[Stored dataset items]
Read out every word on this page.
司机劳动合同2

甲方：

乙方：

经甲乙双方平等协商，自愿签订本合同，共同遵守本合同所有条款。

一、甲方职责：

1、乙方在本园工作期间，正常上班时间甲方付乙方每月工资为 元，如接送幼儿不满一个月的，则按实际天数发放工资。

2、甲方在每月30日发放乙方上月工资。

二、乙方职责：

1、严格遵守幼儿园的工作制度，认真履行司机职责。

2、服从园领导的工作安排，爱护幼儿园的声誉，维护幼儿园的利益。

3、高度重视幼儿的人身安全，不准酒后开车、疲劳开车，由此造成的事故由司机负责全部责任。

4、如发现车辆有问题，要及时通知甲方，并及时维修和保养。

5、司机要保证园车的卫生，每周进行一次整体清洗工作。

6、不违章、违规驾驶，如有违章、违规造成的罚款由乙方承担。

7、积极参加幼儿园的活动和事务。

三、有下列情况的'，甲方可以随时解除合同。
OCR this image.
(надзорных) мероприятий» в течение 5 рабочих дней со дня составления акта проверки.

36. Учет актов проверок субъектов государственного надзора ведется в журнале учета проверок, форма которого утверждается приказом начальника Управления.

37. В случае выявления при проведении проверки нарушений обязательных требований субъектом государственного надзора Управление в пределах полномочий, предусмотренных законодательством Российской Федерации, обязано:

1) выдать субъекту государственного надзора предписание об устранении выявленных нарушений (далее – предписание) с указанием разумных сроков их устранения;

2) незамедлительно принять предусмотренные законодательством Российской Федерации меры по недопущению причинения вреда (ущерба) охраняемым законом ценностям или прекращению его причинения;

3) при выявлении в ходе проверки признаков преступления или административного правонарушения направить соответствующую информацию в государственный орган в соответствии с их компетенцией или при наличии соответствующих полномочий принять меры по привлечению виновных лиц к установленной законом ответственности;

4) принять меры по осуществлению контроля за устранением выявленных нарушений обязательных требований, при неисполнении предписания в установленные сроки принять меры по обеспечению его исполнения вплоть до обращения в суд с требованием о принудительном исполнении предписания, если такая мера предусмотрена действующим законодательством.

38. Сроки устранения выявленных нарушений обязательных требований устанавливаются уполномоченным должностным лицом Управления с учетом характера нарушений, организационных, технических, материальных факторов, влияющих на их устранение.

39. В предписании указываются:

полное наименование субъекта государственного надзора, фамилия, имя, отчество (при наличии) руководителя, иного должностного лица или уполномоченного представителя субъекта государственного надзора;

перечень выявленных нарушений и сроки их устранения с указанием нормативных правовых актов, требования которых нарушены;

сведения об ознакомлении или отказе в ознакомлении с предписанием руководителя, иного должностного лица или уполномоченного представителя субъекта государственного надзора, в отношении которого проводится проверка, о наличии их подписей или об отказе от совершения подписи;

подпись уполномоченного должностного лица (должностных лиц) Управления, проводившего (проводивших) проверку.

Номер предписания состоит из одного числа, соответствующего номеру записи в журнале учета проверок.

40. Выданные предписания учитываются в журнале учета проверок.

AIM:
Return every entry exactly as given.

RESULT OF THIS EXERCISE:
Read out every word on this page.
司机劳动合同2

甲方：

乙方：

经甲乙双方平等协商，自愿签订本合同，共同遵守本合同所有条款。

一、甲方职责：

1、乙方在本园工作期间，正常上班时间甲方付乙方每月工资为 元，如接送幼儿不满一个月的，则按实际天数发放工资。

2、甲方在每月30日发放乙方上月工资。

二、乙方职责：

1、严格遵守幼儿园的工作制度，认真履行司机职责。

2、服从园领导的工作安排，爱护幼儿园的声誉，维护幼儿园的利益。

3、高度重视幼儿的人身安全，不准酒后开车、疲劳开车，由此造成的事故由司机负责全部责任。

4、如发现车辆有问题，要及时通知甲方，并及时维修和保养。

5、司机要保证园车的卫生，每周进行一次整体清洗工作。

6、不违章、违规驾驶，如有违章、违规造成的罚款由乙方承担。

7、积极参加幼儿园的活动和事务。

三、有下列情况的'，甲方可以随时解除合同。
OCR this image.
(надзорных) мероприятий» в течение 5 рабочих дней со дня составления акта проверки.

36. Учет актов проверок субъектов государственного надзора ведется в журнале учета проверок, форма которого утверждается приказом начальника Управления.

37. В случае выявления при проведении проверки нарушений обязательных требований субъектом государственного надзора Управление в пределах полномочий, предусмотренных законодательством Российской Федерации, обязано:

1) выдать субъекту государственного надзора предписание об устранении выявленных нарушений (далее – предписание) с указанием разумных сроков их устранения;

2) незамедлительно принять предусмотренные законодательством Российской Федерации меры по недопущению причинения вреда (ущерба) охраняемым законом ценностям или прекращению его причинения;

3) при выявлении в ходе проверки признаков преступления или административного правонарушения направить соответствующую информацию в государственный орган в соответствии с их компетенцией или при наличии соответствующих полномочий принять меры по привлечению виновных лиц к установленной законом ответственности;

4) принять меры по осуществлению контроля за устранением выявленных нарушений обязательных требований, при неисполнении предписания в установленные сроки принять меры по обеспечению его исполнения вплоть до обращения в суд с требованием о принудительном исполнении предписания, если такая мера предусмотрена действующим законодательством.

38. Сроки устранения выявленных нарушений обязательных требований устанавливаются уполномоченным должностным лицом Управления с учетом характера нарушений, организационных, технических, материальных факторов, влияющих на их устранение.

39. В предписании указываются:

полное наименование субъекта государственного надзора, фамилия, имя, отчество (при наличии) руководителя, иного должностного лица или уполномоченного представителя субъекта государственного надзора;

перечень выявленных нарушений и сроки их устранения с указанием нормативных правовых актов, требования которых нарушены;

сведения об ознакомлении или отказе в ознакомлении с предписанием руководителя, иного должностного лица или уполномоченного представителя субъекта государственного надзора, в отношении которого проводится проверка, о наличии их подписей или об отказе от совершения подписи;

подпись уполномоченного должностного лица (должностных лиц) Управления, проводившего (проводивших) проверку.

Номер предписания состоит из одного числа, соответствующего номеру записи в журнале учета проверок.

40. Выданные предписания учитываются в журнале учета проверок.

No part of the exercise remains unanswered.